- **Brief**: Lines holding the string "dicembre" are the ones to copy; find them all in the data.

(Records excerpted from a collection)
+ + +

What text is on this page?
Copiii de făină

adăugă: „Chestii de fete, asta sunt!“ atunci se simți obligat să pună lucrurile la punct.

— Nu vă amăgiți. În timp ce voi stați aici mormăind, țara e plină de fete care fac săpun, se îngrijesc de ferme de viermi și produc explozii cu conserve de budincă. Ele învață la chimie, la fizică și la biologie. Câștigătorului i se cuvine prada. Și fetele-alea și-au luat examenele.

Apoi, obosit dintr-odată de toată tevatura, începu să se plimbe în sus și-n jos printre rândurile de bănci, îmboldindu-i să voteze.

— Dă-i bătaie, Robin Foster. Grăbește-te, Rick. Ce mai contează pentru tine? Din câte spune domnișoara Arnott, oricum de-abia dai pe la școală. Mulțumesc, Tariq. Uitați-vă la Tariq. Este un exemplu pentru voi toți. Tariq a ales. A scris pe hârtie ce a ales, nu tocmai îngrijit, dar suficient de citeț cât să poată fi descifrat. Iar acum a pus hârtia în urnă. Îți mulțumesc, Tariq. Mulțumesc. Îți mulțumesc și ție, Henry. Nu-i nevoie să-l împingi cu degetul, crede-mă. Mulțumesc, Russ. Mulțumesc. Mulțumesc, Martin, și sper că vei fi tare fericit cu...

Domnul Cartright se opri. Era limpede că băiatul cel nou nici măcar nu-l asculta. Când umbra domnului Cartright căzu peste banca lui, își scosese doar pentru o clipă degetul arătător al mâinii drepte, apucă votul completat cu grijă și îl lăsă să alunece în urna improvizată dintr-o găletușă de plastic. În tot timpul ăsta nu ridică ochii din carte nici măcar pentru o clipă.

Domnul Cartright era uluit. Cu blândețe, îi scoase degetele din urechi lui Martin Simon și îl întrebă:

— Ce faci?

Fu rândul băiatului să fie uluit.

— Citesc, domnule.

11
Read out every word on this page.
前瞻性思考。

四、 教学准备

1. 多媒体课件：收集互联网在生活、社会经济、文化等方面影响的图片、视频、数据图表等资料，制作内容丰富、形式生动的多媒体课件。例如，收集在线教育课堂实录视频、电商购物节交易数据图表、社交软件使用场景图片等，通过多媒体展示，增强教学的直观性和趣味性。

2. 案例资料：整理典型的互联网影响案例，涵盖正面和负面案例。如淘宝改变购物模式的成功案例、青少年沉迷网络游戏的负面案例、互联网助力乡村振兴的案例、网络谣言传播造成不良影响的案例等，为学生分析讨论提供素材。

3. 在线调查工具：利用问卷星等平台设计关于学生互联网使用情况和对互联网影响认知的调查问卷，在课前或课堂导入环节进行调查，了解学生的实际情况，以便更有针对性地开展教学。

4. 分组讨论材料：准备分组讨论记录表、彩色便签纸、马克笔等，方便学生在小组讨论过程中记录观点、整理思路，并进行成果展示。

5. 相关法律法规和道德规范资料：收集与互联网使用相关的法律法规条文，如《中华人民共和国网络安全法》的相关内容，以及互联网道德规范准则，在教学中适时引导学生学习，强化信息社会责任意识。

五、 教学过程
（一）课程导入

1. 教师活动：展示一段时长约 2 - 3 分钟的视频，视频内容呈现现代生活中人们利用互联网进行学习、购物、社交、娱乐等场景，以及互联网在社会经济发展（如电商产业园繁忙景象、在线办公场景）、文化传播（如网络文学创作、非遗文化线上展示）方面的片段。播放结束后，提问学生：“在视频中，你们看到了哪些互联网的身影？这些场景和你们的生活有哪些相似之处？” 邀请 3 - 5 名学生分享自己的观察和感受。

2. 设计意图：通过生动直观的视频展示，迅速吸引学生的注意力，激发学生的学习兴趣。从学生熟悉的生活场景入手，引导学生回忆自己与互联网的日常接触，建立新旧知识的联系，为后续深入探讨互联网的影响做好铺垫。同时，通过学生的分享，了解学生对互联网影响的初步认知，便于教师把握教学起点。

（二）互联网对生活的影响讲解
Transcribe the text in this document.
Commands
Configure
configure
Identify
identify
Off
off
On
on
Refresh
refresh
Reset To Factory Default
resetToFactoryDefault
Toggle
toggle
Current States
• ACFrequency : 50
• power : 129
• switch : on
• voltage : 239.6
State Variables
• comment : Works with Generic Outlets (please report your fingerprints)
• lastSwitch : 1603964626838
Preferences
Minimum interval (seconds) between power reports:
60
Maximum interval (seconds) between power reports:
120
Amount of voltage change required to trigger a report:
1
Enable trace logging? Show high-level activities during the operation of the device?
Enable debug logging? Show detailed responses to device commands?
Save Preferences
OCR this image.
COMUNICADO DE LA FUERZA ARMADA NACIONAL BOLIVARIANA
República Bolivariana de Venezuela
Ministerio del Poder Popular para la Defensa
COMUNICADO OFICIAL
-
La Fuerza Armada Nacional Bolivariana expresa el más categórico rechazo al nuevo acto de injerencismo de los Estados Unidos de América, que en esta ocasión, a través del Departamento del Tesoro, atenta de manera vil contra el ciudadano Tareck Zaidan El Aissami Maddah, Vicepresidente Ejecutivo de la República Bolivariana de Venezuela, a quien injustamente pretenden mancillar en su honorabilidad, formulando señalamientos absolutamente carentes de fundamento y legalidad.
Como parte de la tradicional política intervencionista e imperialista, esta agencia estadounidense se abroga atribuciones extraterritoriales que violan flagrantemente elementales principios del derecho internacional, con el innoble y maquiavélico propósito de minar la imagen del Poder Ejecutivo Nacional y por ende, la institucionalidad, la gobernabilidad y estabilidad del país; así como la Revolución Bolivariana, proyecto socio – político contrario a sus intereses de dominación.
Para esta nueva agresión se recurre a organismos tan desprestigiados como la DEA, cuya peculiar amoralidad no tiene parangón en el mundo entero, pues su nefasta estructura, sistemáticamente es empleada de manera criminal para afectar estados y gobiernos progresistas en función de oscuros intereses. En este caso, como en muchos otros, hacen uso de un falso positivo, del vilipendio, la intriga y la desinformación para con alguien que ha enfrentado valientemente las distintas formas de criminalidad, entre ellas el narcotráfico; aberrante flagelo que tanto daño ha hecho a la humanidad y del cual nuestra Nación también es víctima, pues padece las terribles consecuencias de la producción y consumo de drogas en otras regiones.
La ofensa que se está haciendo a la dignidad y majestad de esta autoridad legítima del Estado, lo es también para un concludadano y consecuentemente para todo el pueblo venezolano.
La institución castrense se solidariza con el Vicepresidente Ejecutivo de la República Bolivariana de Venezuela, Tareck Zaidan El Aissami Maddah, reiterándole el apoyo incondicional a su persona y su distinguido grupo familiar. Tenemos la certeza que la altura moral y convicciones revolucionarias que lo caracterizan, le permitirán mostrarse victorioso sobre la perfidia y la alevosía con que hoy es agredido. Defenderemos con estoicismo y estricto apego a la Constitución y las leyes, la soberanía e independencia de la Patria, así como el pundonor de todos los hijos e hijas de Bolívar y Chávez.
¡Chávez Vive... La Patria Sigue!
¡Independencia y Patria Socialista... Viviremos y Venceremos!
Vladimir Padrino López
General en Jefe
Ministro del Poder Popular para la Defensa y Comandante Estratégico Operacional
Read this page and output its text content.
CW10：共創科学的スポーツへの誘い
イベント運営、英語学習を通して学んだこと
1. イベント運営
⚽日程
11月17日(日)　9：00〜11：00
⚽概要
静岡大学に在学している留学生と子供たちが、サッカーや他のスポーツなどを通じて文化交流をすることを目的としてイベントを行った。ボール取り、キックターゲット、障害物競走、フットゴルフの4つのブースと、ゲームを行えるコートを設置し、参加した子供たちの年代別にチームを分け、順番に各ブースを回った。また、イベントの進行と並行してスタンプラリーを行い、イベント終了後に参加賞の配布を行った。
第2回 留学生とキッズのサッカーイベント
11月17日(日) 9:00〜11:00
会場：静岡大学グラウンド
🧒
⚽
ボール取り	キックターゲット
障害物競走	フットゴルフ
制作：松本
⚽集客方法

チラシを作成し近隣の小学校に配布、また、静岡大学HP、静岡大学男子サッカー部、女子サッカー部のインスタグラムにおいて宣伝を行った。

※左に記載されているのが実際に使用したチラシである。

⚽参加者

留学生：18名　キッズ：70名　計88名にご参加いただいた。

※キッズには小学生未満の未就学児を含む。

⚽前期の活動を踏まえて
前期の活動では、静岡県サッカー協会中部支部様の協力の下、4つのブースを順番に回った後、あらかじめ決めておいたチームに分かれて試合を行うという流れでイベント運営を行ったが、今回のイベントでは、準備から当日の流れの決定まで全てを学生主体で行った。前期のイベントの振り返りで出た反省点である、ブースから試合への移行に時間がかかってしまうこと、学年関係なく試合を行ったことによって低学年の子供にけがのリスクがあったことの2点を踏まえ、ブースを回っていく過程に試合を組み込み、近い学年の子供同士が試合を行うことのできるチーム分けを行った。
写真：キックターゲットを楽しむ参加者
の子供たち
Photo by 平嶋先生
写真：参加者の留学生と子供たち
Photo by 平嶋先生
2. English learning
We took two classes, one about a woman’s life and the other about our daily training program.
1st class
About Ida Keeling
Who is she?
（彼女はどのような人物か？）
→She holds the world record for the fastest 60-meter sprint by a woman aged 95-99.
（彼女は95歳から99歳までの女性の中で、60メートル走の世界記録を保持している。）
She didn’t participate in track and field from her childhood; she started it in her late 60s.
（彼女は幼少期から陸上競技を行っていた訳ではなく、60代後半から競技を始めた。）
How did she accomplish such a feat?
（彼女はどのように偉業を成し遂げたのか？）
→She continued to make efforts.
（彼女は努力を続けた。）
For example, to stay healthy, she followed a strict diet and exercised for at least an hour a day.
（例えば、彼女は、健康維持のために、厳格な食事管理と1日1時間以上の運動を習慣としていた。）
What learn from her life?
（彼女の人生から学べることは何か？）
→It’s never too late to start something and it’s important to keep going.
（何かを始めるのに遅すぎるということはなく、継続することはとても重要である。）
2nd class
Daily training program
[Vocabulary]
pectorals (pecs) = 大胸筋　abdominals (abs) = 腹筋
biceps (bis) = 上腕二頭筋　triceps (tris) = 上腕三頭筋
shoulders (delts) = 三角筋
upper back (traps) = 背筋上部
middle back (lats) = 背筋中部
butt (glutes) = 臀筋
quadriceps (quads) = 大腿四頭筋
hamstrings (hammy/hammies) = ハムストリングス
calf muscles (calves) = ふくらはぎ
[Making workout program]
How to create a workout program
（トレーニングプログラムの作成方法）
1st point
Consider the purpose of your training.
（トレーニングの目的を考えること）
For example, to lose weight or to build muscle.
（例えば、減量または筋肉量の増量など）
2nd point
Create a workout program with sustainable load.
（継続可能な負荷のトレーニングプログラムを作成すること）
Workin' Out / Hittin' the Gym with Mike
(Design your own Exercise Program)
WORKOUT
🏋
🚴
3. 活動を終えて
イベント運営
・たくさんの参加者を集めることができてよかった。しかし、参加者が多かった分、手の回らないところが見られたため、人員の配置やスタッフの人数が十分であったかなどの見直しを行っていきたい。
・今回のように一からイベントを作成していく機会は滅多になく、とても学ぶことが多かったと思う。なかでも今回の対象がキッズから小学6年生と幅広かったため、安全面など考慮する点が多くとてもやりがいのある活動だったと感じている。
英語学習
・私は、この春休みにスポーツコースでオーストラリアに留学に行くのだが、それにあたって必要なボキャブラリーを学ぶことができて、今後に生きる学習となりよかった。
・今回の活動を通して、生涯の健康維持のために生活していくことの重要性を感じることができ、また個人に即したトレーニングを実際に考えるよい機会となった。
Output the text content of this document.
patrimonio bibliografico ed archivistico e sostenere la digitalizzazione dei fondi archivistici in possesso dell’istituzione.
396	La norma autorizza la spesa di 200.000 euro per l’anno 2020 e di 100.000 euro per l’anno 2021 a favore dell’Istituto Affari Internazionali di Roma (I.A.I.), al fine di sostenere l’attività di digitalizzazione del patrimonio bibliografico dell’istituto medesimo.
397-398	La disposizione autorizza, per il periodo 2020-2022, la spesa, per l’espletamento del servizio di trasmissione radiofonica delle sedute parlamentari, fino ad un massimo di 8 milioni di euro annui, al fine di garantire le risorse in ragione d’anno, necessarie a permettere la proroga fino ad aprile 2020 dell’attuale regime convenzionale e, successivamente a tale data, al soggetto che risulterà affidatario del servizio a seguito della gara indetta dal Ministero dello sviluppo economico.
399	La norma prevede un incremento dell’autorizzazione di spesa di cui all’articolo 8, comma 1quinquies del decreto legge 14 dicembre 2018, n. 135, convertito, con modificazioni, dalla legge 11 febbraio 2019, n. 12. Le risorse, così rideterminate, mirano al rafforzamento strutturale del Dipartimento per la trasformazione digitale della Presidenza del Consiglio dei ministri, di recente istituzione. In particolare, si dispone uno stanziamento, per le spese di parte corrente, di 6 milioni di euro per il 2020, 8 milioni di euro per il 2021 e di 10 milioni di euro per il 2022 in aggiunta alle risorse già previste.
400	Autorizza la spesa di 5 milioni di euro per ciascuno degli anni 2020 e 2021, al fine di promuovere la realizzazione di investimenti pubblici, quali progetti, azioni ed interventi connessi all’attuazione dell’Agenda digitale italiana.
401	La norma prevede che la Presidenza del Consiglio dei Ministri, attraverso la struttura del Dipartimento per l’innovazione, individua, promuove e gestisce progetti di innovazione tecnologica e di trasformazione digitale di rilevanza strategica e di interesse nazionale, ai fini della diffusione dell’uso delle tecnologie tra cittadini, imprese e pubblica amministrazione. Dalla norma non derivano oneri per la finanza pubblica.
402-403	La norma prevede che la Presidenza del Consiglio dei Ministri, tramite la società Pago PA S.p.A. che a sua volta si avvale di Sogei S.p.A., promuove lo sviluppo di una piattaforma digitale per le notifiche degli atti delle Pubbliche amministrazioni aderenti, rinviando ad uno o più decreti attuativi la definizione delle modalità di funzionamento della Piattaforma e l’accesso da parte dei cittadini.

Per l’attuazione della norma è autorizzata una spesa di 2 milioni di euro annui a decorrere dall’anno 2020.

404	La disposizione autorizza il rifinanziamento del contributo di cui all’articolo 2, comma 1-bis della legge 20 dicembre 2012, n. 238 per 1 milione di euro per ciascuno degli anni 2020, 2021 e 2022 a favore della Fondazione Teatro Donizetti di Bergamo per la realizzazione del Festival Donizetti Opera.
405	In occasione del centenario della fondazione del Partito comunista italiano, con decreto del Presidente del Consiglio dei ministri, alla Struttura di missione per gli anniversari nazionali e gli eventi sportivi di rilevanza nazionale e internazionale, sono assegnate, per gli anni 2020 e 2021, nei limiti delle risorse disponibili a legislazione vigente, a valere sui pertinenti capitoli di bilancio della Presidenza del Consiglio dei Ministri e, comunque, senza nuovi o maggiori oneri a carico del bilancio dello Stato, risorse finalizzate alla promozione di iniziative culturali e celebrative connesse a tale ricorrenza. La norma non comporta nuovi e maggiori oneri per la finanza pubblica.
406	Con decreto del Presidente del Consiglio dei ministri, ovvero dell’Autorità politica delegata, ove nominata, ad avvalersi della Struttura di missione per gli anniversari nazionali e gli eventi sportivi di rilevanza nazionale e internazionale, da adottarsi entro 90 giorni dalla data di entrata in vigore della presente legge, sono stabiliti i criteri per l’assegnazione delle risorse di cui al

+ + +

- **Expected answer**:
399	La norma prevede un incremento dell’autorizzazione di spesa di cui all’articolo 8, comma 1quinquies del decreto legge 14 dicembre 2018, n. 135, convertito, con modificazioni, dalla legge 11 febbraio 2019, n. 12. Le risorse, così rideterminate, mirano al rafforzamento strutturale del Dipartimento per la trasformazione digitale della Presidenza del Consiglio dei ministri, di recente istituzione. In particolare, si dispone uno stanziamento, per le spese di parte corrente, di 6 milioni di euro per il 2020, 8 milioni di euro per il 2021 e di 10 milioni di euro per il 2022 in aggiunta alle risorse già previste.
404	La disposizione autorizza il rifinanziamento del contributo di cui all’articolo 2, comma 1-bis della legge 20 dicembre 2012, n. 238 per 1 milione di euro per ciascuno degli anni 2020, 2021 e 2022 a favore della Fondazione Teatro Donizetti di Bergamo per la realizzazione del Festival Donizetti Opera.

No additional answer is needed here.